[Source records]
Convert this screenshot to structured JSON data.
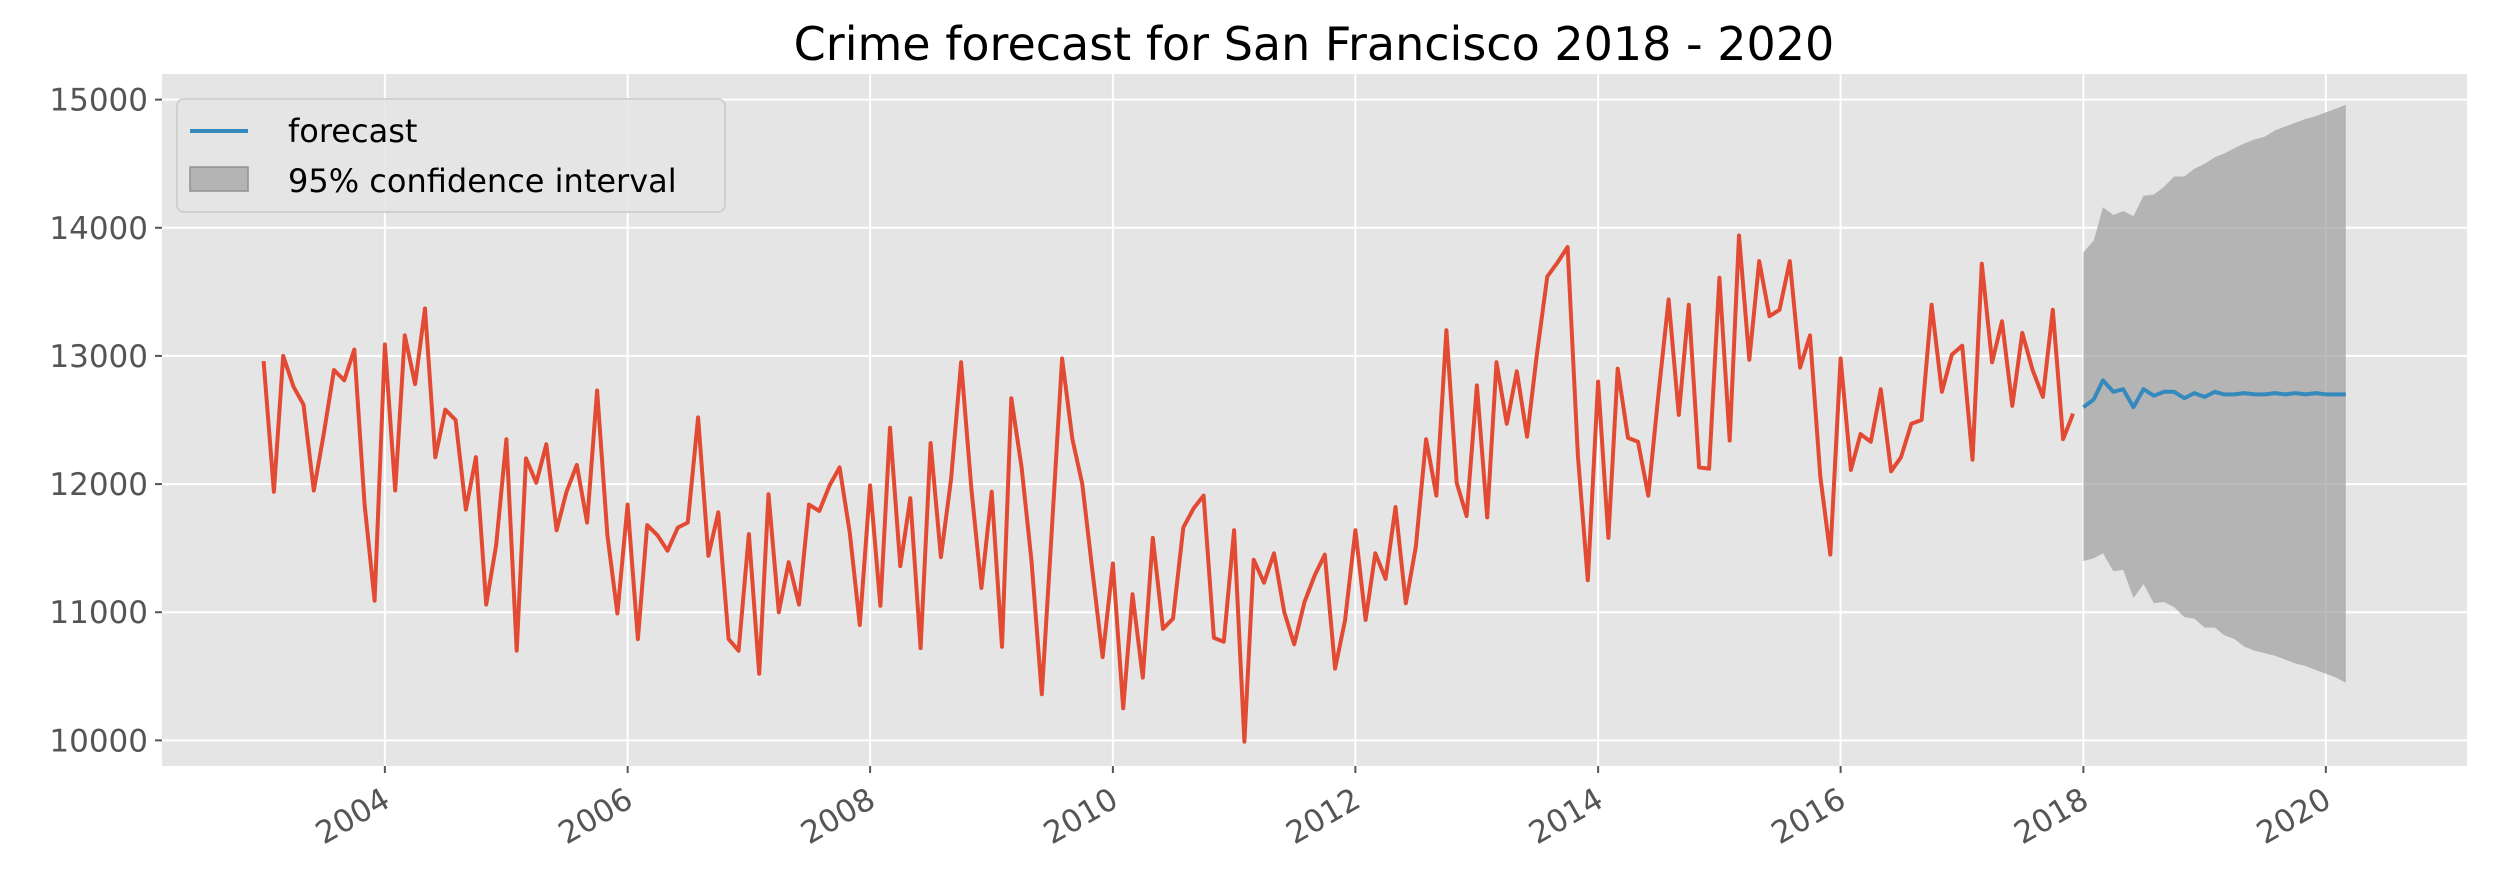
{
  "chart_data": {
    "type": "line",
    "title": "Crime forecast for San Francisco 2018 - 2020",
    "xlabel": "",
    "ylabel": "",
    "xlim": [
      "2002-03-01",
      "2021-03-01"
    ],
    "ylim": [
      9800,
      15200
    ],
    "grid": true,
    "legend_position": "top-left",
    "x_ticks": [
      "2004",
      "2006",
      "2008",
      "2010",
      "2012",
      "2014",
      "2016",
      "2018",
      "2020"
    ],
    "y_ticks": [
      "10000",
      "11000",
      "12000",
      "13000",
      "14000",
      "15000"
    ],
    "colors": {
      "observed": "#E24A33",
      "forecast": "#348ABD",
      "confidence_fill": "#A0A0A0",
      "plot_background": "#E5E5E5",
      "grid": "#FFFFFF"
    },
    "observed": {
      "start": "2003-01",
      "frequency": "monthly",
      "values": [
        12960,
        11940,
        13000,
        12760,
        12620,
        11950,
        12390,
        12890,
        12810,
        13050,
        11840,
        11090,
        13090,
        11950,
        13160,
        12780,
        13370,
        12210,
        12580,
        12500,
        11800,
        12210,
        11060,
        11520,
        12350,
        10700,
        12200,
        12010,
        12310,
        11640,
        11940,
        12150,
        11700,
        12730,
        11600,
        10990,
        11840,
        10790,
        11680,
        11600,
        11480,
        11660,
        11700,
        12520,
        11440,
        11780,
        10790,
        10700,
        11610,
        10520,
        11920,
        11000,
        11390,
        11060,
        11840,
        11790,
        11990,
        12130,
        11620,
        10900,
        11990,
        11050,
        12440,
        11360,
        11890,
        10720,
        12320,
        11430,
        12040,
        12950,
        11960,
        11190,
        11940,
        10730,
        12670,
        12130,
        11400,
        10360,
        11640,
        12980,
        12350,
        12000,
        11310,
        10650,
        11380,
        10250,
        11140,
        10490,
        11580,
        10870,
        10950,
        11660,
        11810,
        11910,
        10800,
        10770,
        11640,
        9990,
        11410,
        11230,
        11460,
        11000,
        10750,
        11080,
        11290,
        11450,
        10560,
        10940,
        11640,
        10940,
        11460,
        11260,
        11820,
        11070,
        11510,
        12350,
        11910,
        13200,
        12010,
        11750,
        12770,
        11740,
        12950,
        12470,
        12880,
        12370,
        13020,
        13620,
        13730,
        13850,
        12220,
        11250,
        12800,
        11580,
        12900,
        12360,
        12330,
        11910,
        12690,
        13440,
        12540,
        13400,
        12130,
        12120,
        13610,
        12340,
        13940,
        12970,
        13740,
        13310,
        13360,
        13740,
        12910,
        13160,
        12060,
        11450,
        12980,
        12110,
        12390,
        12330,
        12740,
        12100,
        12210,
        12470,
        12500,
        13400,
        12720,
        13010,
        13080,
        12190,
        13720,
        12950,
        13270,
        12610,
        13180,
        12890,
        12680,
        13360,
        12350,
        12550
      ]
    },
    "forecast": {
      "name": "forecast",
      "start": "2018-01",
      "frequency": "monthly",
      "values": [
        12600,
        12660,
        12810,
        12720,
        12740,
        12600,
        12740,
        12690,
        12720,
        12720,
        12670,
        12710,
        12680,
        12720,
        12700,
        12700,
        12710,
        12700,
        12700,
        12710,
        12700,
        12710,
        12700,
        12710,
        12700,
        12700,
        12700
      ]
    },
    "confidence_interval": {
      "name": "95% confidence interval",
      "start": "2018-01",
      "frequency": "monthly",
      "lower": [
        11400,
        11420,
        11460,
        11320,
        11330,
        11110,
        11220,
        11070,
        11080,
        11040,
        10960,
        10950,
        10880,
        10880,
        10820,
        10790,
        10730,
        10700,
        10680,
        10660,
        10630,
        10600,
        10580,
        10550,
        10520,
        10490,
        10450
      ],
      "upper": [
        13810,
        13900,
        14160,
        14100,
        14130,
        14090,
        14250,
        14260,
        14320,
        14400,
        14400,
        14460,
        14500,
        14550,
        14580,
        14620,
        14660,
        14690,
        14710,
        14760,
        14790,
        14820,
        14850,
        14870,
        14900,
        14930,
        14960
      ]
    }
  }
}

- **GOAL**
Quote the data exactly, leaving every image out of the copy.

- **SOLUTION FOR THIS EXERCISE**
Convert this screenshot to structured JSON data.
{
  "chart_data": {
    "type": "line",
    "title": "Crime forecast for San Francisco 2018 - 2020",
    "xlabel": "",
    "ylabel": "",
    "xlim": [
      "2002-03-01",
      "2021-03-01"
    ],
    "ylim": [
      9800,
      15200
    ],
    "grid": true,
    "legend_position": "top-left",
    "x_ticks": [
      "2004",
      "2006",
      "2008",
      "2010",
      "2012",
      "2014",
      "2016",
      "2018",
      "2020"
    ],
    "y_ticks": [
      "10000",
      "11000",
      "12000",
      "13000",
      "14000",
      "15000"
    ],
    "colors": {
      "observed": "#E24A33",
      "forecast": "#348ABD",
      "confidence_fill": "#A0A0A0",
      "plot_background": "#E5E5E5",
      "grid": "#FFFFFF"
    },
    "observed": {
      "start": "2003-01",
      "frequency": "monthly",
      "values": [
        12960,
        11940,
        13000,
        12760,
        12620,
        11950,
        12390,
        12890,
        12810,
        13050,
        11840,
        11090,
        13090,
        11950,
        13160,
        12780,
        13370,
        12210,
        12580,
        12500,
        11800,
        12210,
        11060,
        11520,
        12350,
        10700,
        12200,
        12010,
        12310,
        11640,
        11940,
        12150,
        11700,
        12730,
        11600,
        10990,
        11840,
        10790,
        11680,
        11600,
        11480,
        11660,
        11700,
        12520,
        11440,
        11780,
        10790,
        10700,
        11610,
        10520,
        11920,
        11000,
        11390,
        11060,
        11840,
        11790,
        11990,
        12130,
        11620,
        10900,
        11990,
        11050,
        12440,
        11360,
        11890,
        10720,
        12320,
        11430,
        12040,
        12950,
        11960,
        11190,
        11940,
        10730,
        12670,
        12130,
        11400,
        10360,
        11640,
        12980,
        12350,
        12000,
        11310,
        10650,
        11380,
        10250,
        11140,
        10490,
        11580,
        10870,
        10950,
        11660,
        11810,
        11910,
        10800,
        10770,
        11640,
        9990,
        11410,
        11230,
        11460,
        11000,
        10750,
        11080,
        11290,
        11450,
        10560,
        10940,
        11640,
        10940,
        11460,
        11260,
        11820,
        11070,
        11510,
        12350,
        11910,
        13200,
        12010,
        11750,
        12770,
        11740,
        12950,
        12470,
        12880,
        12370,
        13020,
        13620,
        13730,
        13850,
        12220,
        11250,
        12800,
        11580,
        12900,
        12360,
        12330,
        11910,
        12690,
        13440,
        12540,
        13400,
        12130,
        12120,
        13610,
        12340,
        13940,
        12970,
        13740,
        13310,
        13360,
        13740,
        12910,
        13160,
        12060,
        11450,
        12980,
        12110,
        12390,
        12330,
        12740,
        12100,
        12210,
        12470,
        12500,
        13400,
        12720,
        13010,
        13080,
        12190,
        13720,
        12950,
        13270,
        12610,
        13180,
        12890,
        12680,
        13360,
        12350,
        12550
      ]
    },
    "forecast": {
      "name": "forecast",
      "start": "2018-01",
      "frequency": "monthly",
      "values": [
        12600,
        12660,
        12810,
        12720,
        12740,
        12600,
        12740,
        12690,
        12720,
        12720,
        12670,
        12710,
        12680,
        12720,
        12700,
        12700,
        12710,
        12700,
        12700,
        12710,
        12700,
        12710,
        12700,
        12710,
        12700,
        12700,
        12700
      ]
    },
    "confidence_interval": {
      "name": "95% confidence interval",
      "start": "2018-01",
      "frequency": "monthly",
      "lower": [
        11400,
        11420,
        11460,
        11320,
        11330,
        11110,
        11220,
        11070,
        11080,
        11040,
        10960,
        10950,
        10880,
        10880,
        10820,
        10790,
        10730,
        10700,
        10680,
        10660,
        10630,
        10600,
        10580,
        10550,
        10520,
        10490,
        10450
      ],
      "upper": [
        13810,
        13900,
        14160,
        14100,
        14130,
        14090,
        14250,
        14260,
        14320,
        14400,
        14400,
        14460,
        14500,
        14550,
        14580,
        14620,
        14660,
        14690,
        14710,
        14760,
        14790,
        14820,
        14850,
        14870,
        14900,
        14930,
        14960
      ]
    }
  }
}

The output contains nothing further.